■ TASK REQUIREMENTS
Pull each line holding "JSON" out of the entries below.
════════════════
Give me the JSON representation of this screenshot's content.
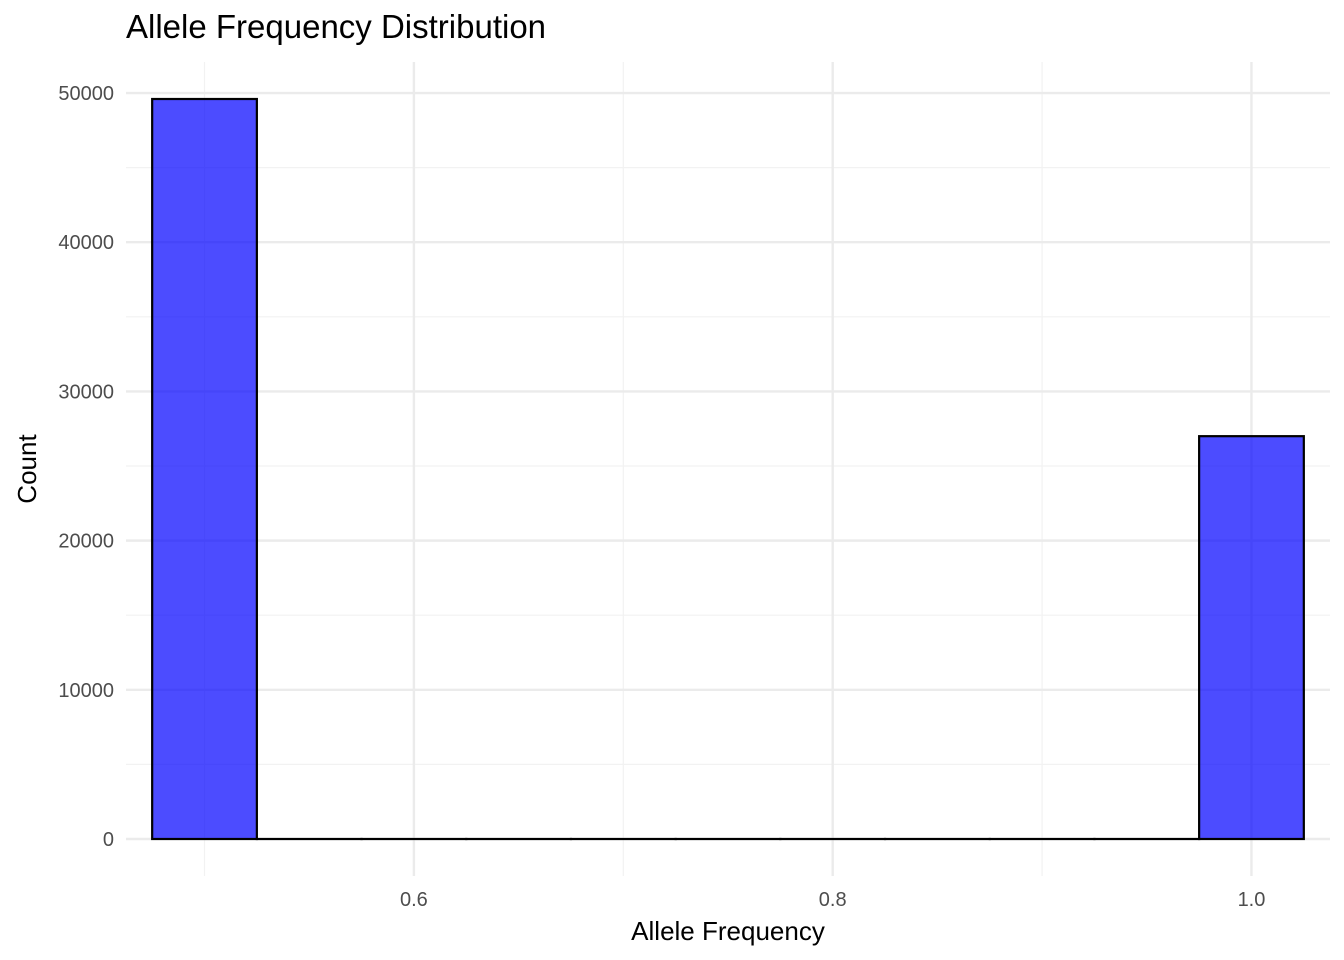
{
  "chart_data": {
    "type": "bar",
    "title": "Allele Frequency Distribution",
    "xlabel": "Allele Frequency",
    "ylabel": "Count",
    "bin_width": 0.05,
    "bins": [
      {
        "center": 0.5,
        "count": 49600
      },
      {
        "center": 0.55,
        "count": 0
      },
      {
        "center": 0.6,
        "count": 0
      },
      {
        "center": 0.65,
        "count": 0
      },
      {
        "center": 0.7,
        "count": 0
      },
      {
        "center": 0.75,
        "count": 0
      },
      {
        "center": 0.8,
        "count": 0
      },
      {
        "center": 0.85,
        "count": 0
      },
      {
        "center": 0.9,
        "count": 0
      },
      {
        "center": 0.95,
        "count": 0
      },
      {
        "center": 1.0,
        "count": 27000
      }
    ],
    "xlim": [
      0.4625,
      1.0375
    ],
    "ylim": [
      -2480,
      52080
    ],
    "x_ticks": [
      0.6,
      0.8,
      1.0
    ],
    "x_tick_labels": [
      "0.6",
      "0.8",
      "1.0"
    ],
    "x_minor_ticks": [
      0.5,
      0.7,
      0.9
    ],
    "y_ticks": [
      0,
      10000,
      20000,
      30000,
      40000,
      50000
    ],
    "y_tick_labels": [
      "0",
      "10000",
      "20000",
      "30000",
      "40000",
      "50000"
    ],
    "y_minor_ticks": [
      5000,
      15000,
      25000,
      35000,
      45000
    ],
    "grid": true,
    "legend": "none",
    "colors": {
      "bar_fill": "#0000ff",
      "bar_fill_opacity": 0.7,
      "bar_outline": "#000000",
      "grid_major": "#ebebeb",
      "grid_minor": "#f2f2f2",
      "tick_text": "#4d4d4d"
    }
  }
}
════════════════
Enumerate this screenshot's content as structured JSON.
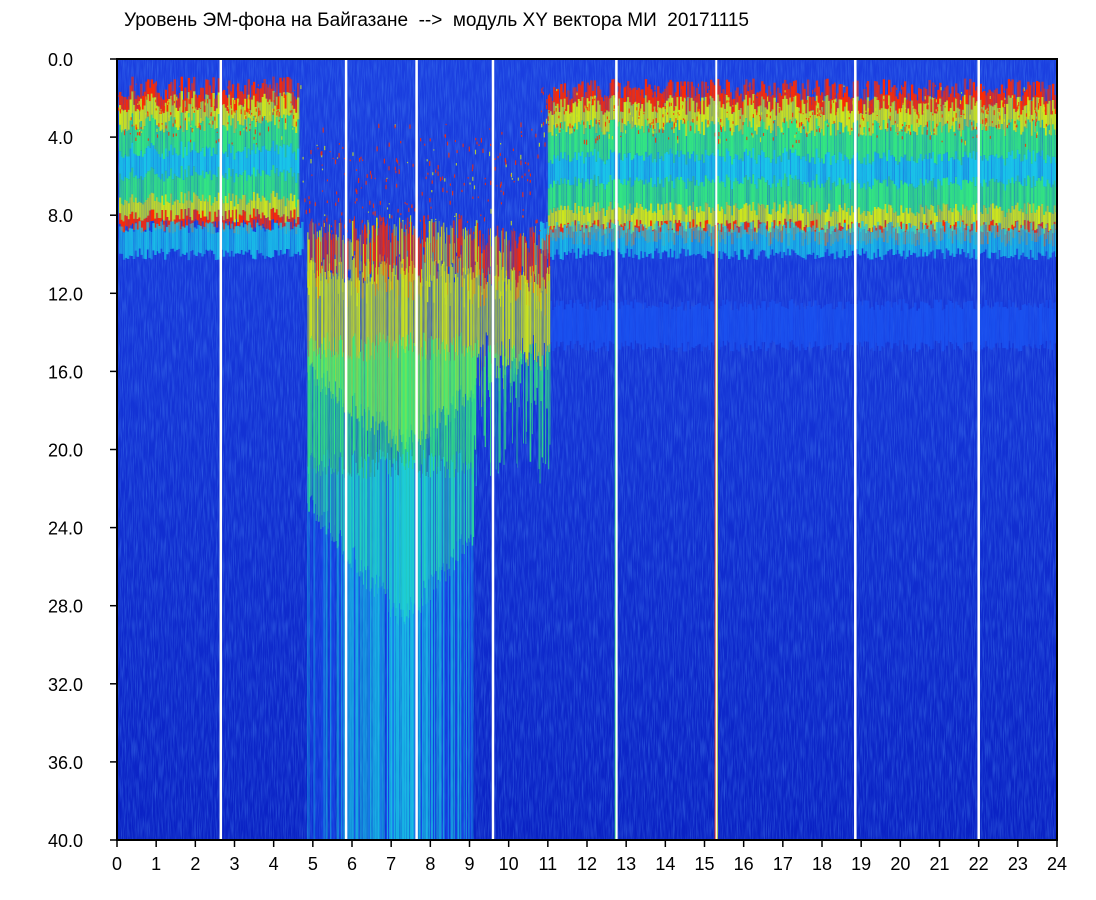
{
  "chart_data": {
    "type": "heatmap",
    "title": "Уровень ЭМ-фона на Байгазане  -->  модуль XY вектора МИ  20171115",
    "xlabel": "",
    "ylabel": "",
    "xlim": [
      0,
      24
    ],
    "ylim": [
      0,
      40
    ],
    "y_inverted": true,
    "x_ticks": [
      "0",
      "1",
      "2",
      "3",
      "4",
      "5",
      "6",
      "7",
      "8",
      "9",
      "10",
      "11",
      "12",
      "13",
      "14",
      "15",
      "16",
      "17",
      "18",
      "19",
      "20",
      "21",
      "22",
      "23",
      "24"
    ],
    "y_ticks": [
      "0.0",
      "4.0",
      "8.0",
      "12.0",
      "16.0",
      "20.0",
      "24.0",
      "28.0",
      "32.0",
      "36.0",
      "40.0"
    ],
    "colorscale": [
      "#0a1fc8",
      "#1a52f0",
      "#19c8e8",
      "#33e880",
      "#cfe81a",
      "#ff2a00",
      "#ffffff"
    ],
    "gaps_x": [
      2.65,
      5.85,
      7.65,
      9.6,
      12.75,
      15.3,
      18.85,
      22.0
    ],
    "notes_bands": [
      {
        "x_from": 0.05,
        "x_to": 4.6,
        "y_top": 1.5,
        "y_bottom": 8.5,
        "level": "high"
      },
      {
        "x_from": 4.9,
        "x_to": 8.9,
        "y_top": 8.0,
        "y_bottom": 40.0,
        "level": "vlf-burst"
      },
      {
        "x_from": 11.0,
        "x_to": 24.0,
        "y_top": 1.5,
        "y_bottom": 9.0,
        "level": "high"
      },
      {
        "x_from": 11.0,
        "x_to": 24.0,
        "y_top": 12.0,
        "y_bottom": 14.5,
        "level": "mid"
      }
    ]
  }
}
════════════════
■ SOLUTION FOR THIS PROBLEM
Give me the JSON representation of this screenshot's content.
Enumerate this screenshot's content as structured JSON.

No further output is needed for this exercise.